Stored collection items

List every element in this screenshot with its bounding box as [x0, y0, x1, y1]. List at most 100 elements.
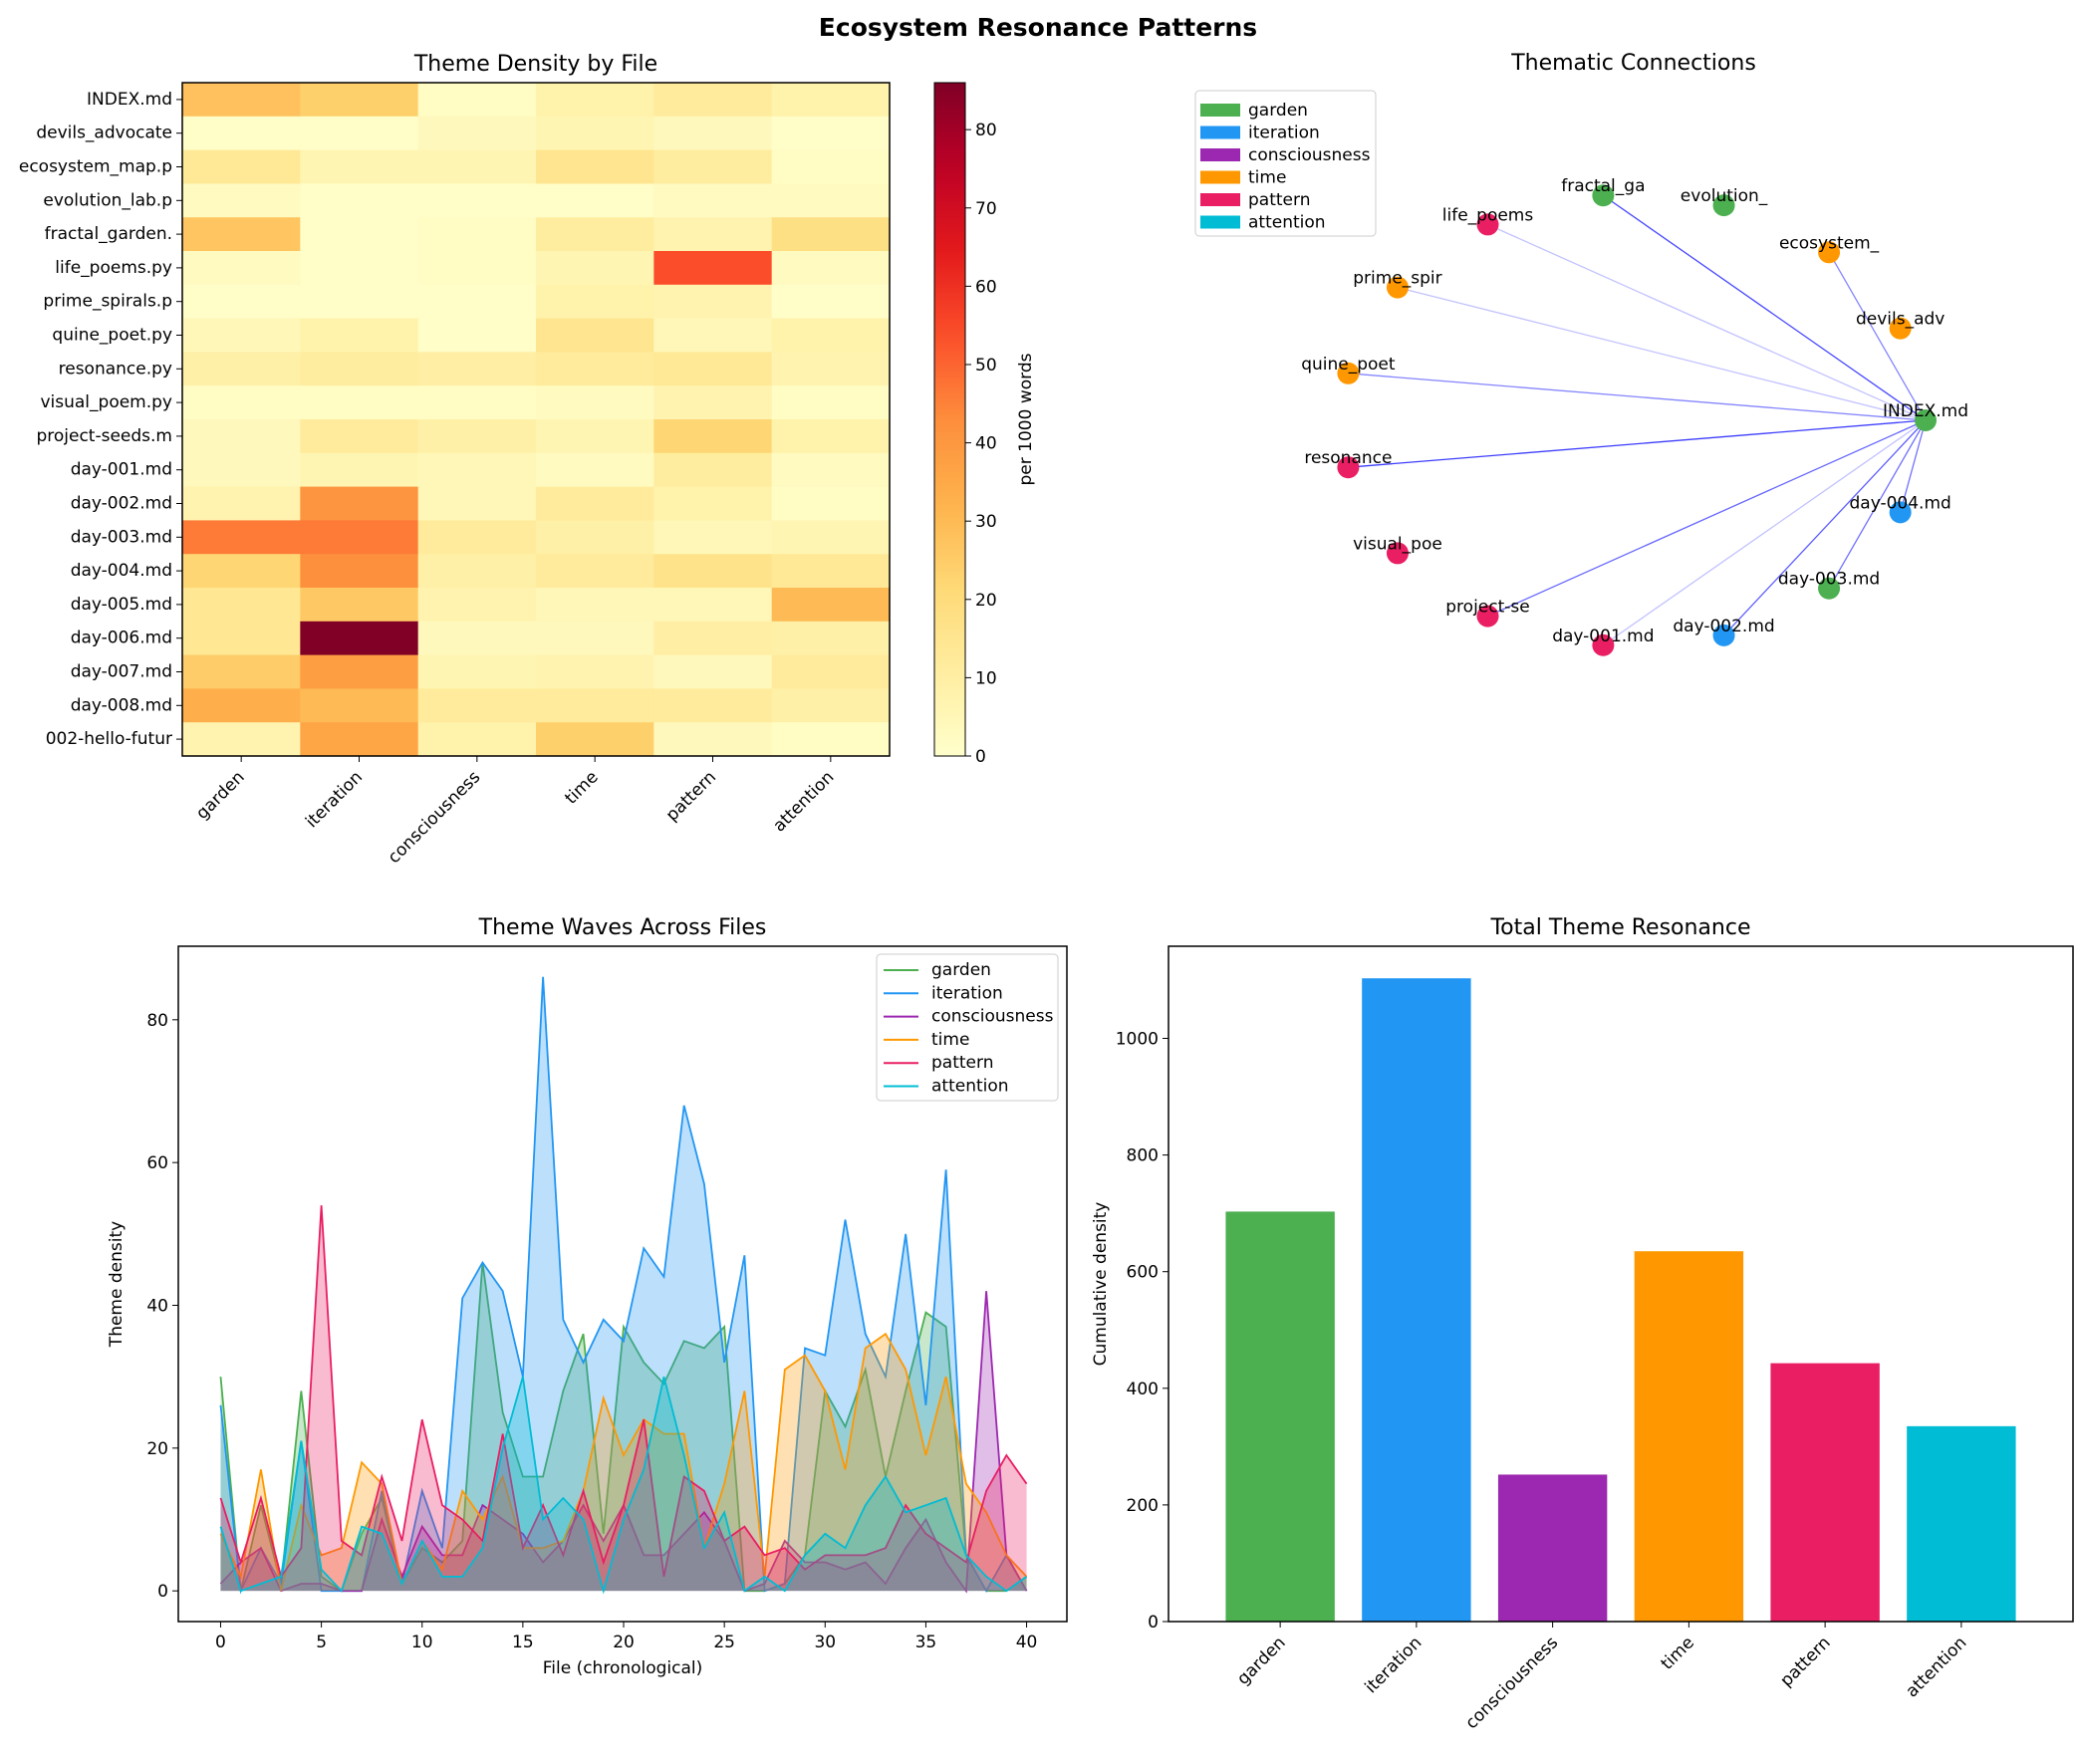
heatmap-cell [771, 554, 891, 589]
node[interactable] [1818, 241, 1841, 264]
heatmap-cell [536, 486, 654, 521]
node[interactable] [1889, 501, 1912, 524]
edge [1900, 419, 1927, 513]
y-tick-label: 80 [146, 1011, 168, 1031]
node[interactable] [1476, 605, 1499, 628]
heatmap-cell [771, 688, 891, 723]
heatmap-cell [536, 284, 654, 320]
heatmap-cell [417, 149, 537, 184]
column-label: iteration [302, 767, 367, 832]
heatmap-cell [771, 318, 891, 353]
area-fill-consciousness [220, 1291, 1027, 1592]
x-tick-label: 40 [1016, 1633, 1038, 1652]
heatmap-cell [300, 621, 419, 656]
colorbar-tick-label: 70 [975, 199, 997, 219]
heatmap-cell [182, 149, 301, 184]
heatmap-cell [653, 688, 773, 723]
x-tick-label: consciousness [1461, 1633, 1562, 1733]
row-label: day-005.md [71, 595, 172, 615]
legend-label: pattern [931, 1053, 993, 1073]
y-tick-label: 400 [1127, 1380, 1159, 1399]
colorbar-tick-label: 60 [975, 277, 997, 297]
node-label: day-001.md [1552, 627, 1654, 646]
bar-chart-title: Total Theme Resonance [1489, 915, 1750, 940]
heatmap-cell [300, 452, 419, 488]
heatmap-cell [771, 251, 891, 286]
bar-pattern [1770, 1363, 1880, 1622]
bar-time [1634, 1251, 1744, 1622]
legend-swatch [1200, 126, 1240, 139]
row-label: ecosystem_map.p [19, 157, 172, 177]
heatmap-cell [300, 183, 419, 218]
heatmap-cell [182, 554, 301, 589]
heatmap-cell [182, 654, 301, 689]
colorbar-label: per 1000 words [1016, 353, 1036, 485]
x-tick-label: garden [1233, 1633, 1290, 1689]
node[interactable] [1712, 194, 1735, 217]
heatmap-cell [300, 149, 419, 184]
node[interactable] [1337, 362, 1360, 384]
x-tick-label: 15 [512, 1633, 534, 1652]
edge [1723, 419, 1927, 636]
heatmap-cell [536, 722, 654, 757]
colorbar-tick-label: 30 [975, 512, 997, 532]
row-label: day-008.md [71, 695, 172, 715]
heatmap-cell [653, 452, 773, 488]
heatmap-cell [182, 318, 301, 353]
heatmap-cell [417, 419, 537, 454]
node[interactable] [1386, 542, 1409, 565]
area-fill-time [220, 1334, 1027, 1592]
heatmap-cell [653, 284, 773, 320]
x-tick-label: 20 [613, 1633, 635, 1652]
node[interactable] [1818, 577, 1841, 600]
node[interactable] [1337, 456, 1360, 479]
heatmap-cell [536, 116, 654, 151]
row-label: day-003.md [71, 527, 172, 547]
node[interactable] [1889, 317, 1912, 340]
heatmap-cell [536, 318, 654, 353]
network-title: Thematic Connections [1510, 51, 1756, 76]
node[interactable] [1386, 276, 1409, 299]
row-label: day-002.md [71, 494, 172, 514]
node-label: evolution_ [1681, 186, 1768, 206]
legend-label: pattern [1248, 190, 1310, 210]
node-label: visual_poe [1353, 534, 1442, 554]
heatmap-cell [300, 722, 419, 757]
area-legend [876, 953, 1059, 1102]
heatmap-cell [300, 654, 419, 689]
heatmap-cell [300, 520, 419, 555]
heatmap-cell [536, 251, 654, 286]
heatmap-cell [536, 452, 654, 488]
series-line-garden [219, 1262, 1028, 1593]
node[interactable] [1915, 409, 1937, 431]
row-label: project-seeds.m [36, 426, 172, 446]
bar-iteration [1362, 978, 1471, 1622]
node[interactable] [1476, 213, 1499, 236]
heatmap-cell [653, 149, 773, 184]
edge [1348, 419, 1927, 468]
row-label: resonance.py [59, 359, 172, 378]
colorbar [933, 82, 966, 757]
heatmap-cell [536, 352, 654, 386]
heatmap-cell [771, 217, 891, 252]
row-label: visual_poem.py [40, 392, 172, 412]
heatmap-cell [771, 520, 891, 555]
heatmap-cell [417, 284, 537, 320]
row-label: day-001.md [71, 460, 172, 480]
heatmap-cell [653, 588, 773, 623]
heatmap-cell [182, 419, 301, 454]
legend-label: time [1248, 168, 1286, 188]
node[interactable] [1592, 184, 1615, 207]
node[interactable] [1592, 633, 1615, 656]
heatmap-cell [182, 385, 301, 420]
edge [1828, 419, 1927, 590]
heatmap-cell [653, 520, 773, 555]
heatmap-cell [653, 554, 773, 589]
x-axis-label: File (chronological) [543, 1658, 703, 1678]
row-label: 002-hello-futur [46, 729, 172, 749]
row-label: quine_poet.py [52, 326, 172, 346]
y-tick-label: 1000 [1116, 1030, 1159, 1050]
edge [1348, 373, 1927, 421]
heatmap-cell [653, 654, 773, 689]
node[interactable] [1712, 624, 1735, 646]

* Given task *
Print the rows starting at the line that contains "heatmap-cell [771, 554, 891, 589]" and ending at the line that contains "y-tick-label: 400 [1127, 1380, 1159, 1399]", both included, unchanged.

* Worked solution *
heatmap-cell [771, 554, 891, 589]
node[interactable] [1818, 241, 1841, 264]
heatmap-cell [536, 486, 654, 521]
node[interactable] [1889, 501, 1912, 524]
edge [1900, 419, 1927, 513]
y-tick-label: 80 [146, 1011, 168, 1031]
node[interactable] [1476, 605, 1499, 628]
heatmap-cell [771, 688, 891, 723]
heatmap-cell [536, 284, 654, 320]
heatmap-cell [417, 149, 537, 184]
column-label: iteration [302, 767, 367, 832]
heatmap-cell [771, 318, 891, 353]
area-fill-consciousness [220, 1291, 1027, 1592]
x-tick-label: 40 [1016, 1633, 1038, 1652]
heatmap-cell [300, 621, 419, 656]
colorbar-tick-label: 70 [975, 199, 997, 219]
heatmap-cell [182, 149, 301, 184]
heatmap-cell [653, 688, 773, 723]
x-tick-label: consciousness [1461, 1633, 1562, 1733]
row-label: day-005.md [71, 595, 172, 615]
legend-label: pattern [931, 1053, 993, 1073]
y-tick-label: 400 [1127, 1380, 1159, 1399]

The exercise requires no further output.